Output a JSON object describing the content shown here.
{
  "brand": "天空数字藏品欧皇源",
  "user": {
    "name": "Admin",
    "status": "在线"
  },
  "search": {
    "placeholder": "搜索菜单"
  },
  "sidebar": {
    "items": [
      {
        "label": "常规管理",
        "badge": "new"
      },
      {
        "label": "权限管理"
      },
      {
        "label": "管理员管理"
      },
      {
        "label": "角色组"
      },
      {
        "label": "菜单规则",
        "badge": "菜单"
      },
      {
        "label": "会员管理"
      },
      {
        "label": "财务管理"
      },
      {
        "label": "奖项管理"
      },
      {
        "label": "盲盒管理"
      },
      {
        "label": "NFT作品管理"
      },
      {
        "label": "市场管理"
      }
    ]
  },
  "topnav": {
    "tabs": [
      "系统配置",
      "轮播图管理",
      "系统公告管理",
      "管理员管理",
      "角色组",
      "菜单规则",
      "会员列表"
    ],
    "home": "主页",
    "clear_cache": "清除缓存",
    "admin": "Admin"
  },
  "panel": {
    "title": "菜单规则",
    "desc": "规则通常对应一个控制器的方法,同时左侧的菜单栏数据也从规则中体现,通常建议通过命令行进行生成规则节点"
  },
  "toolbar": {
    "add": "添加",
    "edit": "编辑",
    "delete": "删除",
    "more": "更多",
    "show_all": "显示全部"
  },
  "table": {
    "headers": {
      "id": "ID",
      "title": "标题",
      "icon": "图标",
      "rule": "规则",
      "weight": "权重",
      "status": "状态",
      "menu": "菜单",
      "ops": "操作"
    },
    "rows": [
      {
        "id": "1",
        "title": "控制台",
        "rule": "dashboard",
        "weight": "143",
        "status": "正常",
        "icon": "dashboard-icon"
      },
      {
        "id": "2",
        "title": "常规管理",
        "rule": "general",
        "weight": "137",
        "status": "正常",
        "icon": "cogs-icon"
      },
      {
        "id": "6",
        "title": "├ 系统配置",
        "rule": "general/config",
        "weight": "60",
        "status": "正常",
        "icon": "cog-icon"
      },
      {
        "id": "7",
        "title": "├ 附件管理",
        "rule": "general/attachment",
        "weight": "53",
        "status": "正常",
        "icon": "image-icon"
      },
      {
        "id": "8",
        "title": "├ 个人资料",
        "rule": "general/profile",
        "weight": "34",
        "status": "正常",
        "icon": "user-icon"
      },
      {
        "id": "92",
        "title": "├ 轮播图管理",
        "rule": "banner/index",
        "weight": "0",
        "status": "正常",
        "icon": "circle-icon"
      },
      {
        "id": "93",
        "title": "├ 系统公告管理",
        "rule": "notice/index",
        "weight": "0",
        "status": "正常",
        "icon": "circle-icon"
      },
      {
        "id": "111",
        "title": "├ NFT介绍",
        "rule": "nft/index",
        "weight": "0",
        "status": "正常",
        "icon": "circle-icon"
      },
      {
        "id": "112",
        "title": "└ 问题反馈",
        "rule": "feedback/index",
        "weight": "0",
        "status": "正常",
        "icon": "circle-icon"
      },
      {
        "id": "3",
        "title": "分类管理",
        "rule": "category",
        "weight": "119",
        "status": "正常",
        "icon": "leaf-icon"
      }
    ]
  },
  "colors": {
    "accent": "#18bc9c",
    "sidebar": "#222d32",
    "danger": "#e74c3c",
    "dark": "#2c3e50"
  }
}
+++
EXERCISE BRIEF: Give only the number of lines in the data that include the string "rule".

FINAL RESULT: 11